__Brano di riferimento__
* * * * * * * * *

© Articolo estratto dal libro di Daniele Trevisani “Negoziazione interculturale. Comunicare oltre le barriere culturali. Dalle relazioni interne sino alle trattative internazionali”. Franco Angeli editore, Milano. Pubblicato con il permesso dell’autore
Gli atteggiamenti creano il rapporto
Un aspetto fondamentale della negoziazione, spesso trascurato, è la comunicazione non verbale che avviene tra i partecipanti. Il linguaggio del corpo può esprimere una grande varietà di significati, che “trasudano” e irrompono nella negoziazione anche senza il controllo diretto dei soggetti.
Il negoziatore attento a misurare le parole può essere poco consapevole del livello non verbale, e dello scambio “sotterraneo” di messaggi che il corpo e le espressioni facciali lasciano filtrare.
I canali principali attraverso i quali il negoziatore può lanciare messaggi sono composti dal sistema paralinguistico (aspetti vocali della comunicazione, escluso l’aspetto linguistico, come i toni, gli accenti, i silenzi, le interiezioni), dal body language (il linguaggio del corpo), e dagli accessori personali, incluso l’abbigliamento e il look generale.
Per negoziare a livello interculturale è necessario creare rapporto, e gli atteggiamenti corporali sono in grado di esprimere con forza il gradimento per l’interlocutore, così come il disgusto e la sofferenza emotiva.
L’atteggiamento percepito nell’altro dipende in larga misura dal “come” viene espresso il comportamento, piuttosto che dal contenuto linguistico, il quale rimane alla superficie del rapporto stesso. In profondità, il rapporto è determinato dagli atteggiamenti del corpo e del volto, dagli sguardi, dalle espressioni facciali, e più in generale da tutto il repertorio non verbale del comunicatore.

* * * * * * * * *

__Voci registrate__

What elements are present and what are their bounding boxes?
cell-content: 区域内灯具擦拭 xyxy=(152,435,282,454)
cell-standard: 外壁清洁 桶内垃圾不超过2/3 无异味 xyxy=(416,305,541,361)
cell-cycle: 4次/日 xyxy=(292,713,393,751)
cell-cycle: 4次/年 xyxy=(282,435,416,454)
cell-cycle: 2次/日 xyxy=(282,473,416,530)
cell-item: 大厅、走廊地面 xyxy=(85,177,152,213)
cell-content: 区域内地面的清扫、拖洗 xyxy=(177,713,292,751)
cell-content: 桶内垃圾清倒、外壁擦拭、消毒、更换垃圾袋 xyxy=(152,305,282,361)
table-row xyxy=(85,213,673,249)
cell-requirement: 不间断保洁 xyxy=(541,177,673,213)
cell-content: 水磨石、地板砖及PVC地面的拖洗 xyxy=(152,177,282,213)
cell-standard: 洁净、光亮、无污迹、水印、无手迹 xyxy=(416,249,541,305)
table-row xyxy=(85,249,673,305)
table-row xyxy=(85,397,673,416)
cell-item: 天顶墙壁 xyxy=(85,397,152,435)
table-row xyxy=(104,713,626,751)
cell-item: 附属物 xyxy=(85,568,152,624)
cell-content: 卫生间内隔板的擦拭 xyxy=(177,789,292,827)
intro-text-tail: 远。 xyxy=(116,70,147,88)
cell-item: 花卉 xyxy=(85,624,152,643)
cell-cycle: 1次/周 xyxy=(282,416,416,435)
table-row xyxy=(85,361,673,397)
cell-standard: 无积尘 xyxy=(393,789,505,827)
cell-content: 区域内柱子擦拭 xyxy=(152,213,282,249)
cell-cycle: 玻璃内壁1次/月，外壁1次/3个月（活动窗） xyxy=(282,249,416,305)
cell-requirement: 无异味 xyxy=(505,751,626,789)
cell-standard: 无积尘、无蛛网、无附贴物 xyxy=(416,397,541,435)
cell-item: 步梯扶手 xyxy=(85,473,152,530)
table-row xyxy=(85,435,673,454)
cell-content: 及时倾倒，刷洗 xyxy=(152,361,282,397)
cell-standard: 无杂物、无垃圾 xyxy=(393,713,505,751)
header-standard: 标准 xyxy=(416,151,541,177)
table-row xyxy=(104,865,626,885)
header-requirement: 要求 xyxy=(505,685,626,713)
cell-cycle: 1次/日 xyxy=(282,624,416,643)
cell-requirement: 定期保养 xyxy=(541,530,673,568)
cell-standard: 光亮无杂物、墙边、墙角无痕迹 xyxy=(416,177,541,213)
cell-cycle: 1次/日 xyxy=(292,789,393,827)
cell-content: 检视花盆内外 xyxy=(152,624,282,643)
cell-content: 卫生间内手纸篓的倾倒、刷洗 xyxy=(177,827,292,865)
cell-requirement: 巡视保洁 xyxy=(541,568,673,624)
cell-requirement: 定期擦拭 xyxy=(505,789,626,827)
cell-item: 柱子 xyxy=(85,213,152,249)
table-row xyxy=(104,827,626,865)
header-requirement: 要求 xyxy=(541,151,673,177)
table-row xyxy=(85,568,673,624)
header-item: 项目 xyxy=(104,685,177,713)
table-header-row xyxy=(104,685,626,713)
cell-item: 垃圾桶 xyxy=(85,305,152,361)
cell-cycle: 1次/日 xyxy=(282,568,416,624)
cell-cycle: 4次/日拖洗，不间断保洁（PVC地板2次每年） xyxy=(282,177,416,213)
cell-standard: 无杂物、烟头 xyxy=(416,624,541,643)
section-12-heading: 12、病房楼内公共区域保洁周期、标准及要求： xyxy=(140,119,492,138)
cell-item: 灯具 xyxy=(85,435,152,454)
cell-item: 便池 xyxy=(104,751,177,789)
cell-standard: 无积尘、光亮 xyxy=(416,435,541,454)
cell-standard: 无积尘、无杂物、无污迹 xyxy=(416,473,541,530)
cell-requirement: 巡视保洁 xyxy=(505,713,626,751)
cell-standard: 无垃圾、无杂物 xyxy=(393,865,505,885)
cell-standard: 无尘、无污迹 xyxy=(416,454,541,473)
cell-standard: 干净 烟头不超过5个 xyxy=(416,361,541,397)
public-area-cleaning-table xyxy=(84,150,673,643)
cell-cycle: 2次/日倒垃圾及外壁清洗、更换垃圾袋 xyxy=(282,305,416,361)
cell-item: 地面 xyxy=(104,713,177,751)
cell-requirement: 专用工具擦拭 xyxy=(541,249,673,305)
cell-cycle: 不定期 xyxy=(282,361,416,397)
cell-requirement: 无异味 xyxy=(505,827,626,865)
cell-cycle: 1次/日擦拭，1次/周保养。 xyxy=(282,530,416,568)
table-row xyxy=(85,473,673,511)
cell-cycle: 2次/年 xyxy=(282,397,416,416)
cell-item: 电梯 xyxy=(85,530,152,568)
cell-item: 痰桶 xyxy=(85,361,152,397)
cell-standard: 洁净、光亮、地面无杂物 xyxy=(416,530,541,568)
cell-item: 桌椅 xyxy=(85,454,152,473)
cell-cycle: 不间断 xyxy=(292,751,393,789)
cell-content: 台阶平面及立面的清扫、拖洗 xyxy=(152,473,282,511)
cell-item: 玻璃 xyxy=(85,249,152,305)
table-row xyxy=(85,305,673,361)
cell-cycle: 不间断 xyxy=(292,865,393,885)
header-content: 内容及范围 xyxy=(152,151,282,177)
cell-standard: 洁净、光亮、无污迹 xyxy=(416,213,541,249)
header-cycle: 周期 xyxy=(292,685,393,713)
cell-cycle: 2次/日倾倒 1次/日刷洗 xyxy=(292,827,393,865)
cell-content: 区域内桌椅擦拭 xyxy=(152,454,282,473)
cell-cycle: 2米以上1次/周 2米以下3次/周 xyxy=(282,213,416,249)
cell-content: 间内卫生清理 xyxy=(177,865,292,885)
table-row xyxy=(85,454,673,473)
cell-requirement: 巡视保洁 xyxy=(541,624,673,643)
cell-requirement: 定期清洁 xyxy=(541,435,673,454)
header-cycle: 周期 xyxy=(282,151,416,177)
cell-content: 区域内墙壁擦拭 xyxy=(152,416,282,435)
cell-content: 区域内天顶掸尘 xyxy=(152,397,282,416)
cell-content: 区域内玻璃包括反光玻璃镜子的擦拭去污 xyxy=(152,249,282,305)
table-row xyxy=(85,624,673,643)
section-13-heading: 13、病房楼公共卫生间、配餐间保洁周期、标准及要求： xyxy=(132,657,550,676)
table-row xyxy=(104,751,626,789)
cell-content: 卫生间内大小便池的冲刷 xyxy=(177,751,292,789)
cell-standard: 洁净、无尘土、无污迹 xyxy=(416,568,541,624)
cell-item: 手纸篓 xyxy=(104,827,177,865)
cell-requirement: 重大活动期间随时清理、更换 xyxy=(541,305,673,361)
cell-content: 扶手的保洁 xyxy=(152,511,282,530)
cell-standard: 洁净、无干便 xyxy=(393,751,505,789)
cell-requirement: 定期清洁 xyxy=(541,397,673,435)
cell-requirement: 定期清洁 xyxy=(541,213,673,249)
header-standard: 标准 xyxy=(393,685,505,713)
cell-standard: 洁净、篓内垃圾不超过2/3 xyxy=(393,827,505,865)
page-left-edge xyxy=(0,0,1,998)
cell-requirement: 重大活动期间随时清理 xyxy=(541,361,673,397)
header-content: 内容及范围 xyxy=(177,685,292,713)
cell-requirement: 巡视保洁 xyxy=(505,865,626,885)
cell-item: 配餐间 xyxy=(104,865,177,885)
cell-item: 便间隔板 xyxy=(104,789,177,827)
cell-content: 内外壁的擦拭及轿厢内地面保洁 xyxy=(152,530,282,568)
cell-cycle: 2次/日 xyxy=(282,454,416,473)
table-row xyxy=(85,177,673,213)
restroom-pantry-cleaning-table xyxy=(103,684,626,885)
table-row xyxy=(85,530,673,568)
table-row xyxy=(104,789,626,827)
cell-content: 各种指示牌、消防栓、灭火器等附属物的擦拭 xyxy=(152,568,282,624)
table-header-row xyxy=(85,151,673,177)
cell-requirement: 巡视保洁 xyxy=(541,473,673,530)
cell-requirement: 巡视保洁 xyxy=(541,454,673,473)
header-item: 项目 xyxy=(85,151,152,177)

* * * * * * * * *

__Obiettivi__
A. Riproduca fedelmente il brano sulla comunicazione non verbale, a partire da "L’atteggiamento percepito nell’altro" e fino a "verbale del comunicatore.".
B. Scriva il seguito del brano sulla comunicazione non verbale, riprendendo subito dopo la sua ultima frase.

__Risposte ai compiti__
A.
L’atteggiamento percepito nell’altro dipende in larga misura dal “come” viene espresso il comportamento, piuttosto che dal contenuto linguistico, il quale rimane alla superficie del rapporto stesso. In profondità, il rapporto è determinato dagli atteggiamenti del corpo e del volto, dagli sguardi, dalle espressioni facciali, e più in generale da tutto il repertorio non verbale del comunicatore.

B.
Ad esempio, è stato notato come sia più facile dare del “tu” a qualcuno che porta una cravatta slacciata, piuttosto che una cravatta rigorosamente allacciata.
Evidentemente il fatto di essere “morbidi” o non rigorosi nell’abbigliamento crea una sensazione di minore rigidità e maggiore tolleranza verso comportamenti amicali. Con questo non si vuol dire di portare una cravatta allacciata o slacciata, ma semplicemente confermare che gli atteggiamenti incidono sul rapporto, e che tra gli atteggiamenti vi sono anche dettagli apparenti quale il grado di allacciatura di una cravatta, o la rigorosità dell’abbigliamento.
Pertanto, il negoziatore interculturale deve sempre considerare la possibilità che alcuni segnali di atteggiamento utilizzati nella propria cultura siano colti in modo anche diametralmente opposto in una cultura diversa.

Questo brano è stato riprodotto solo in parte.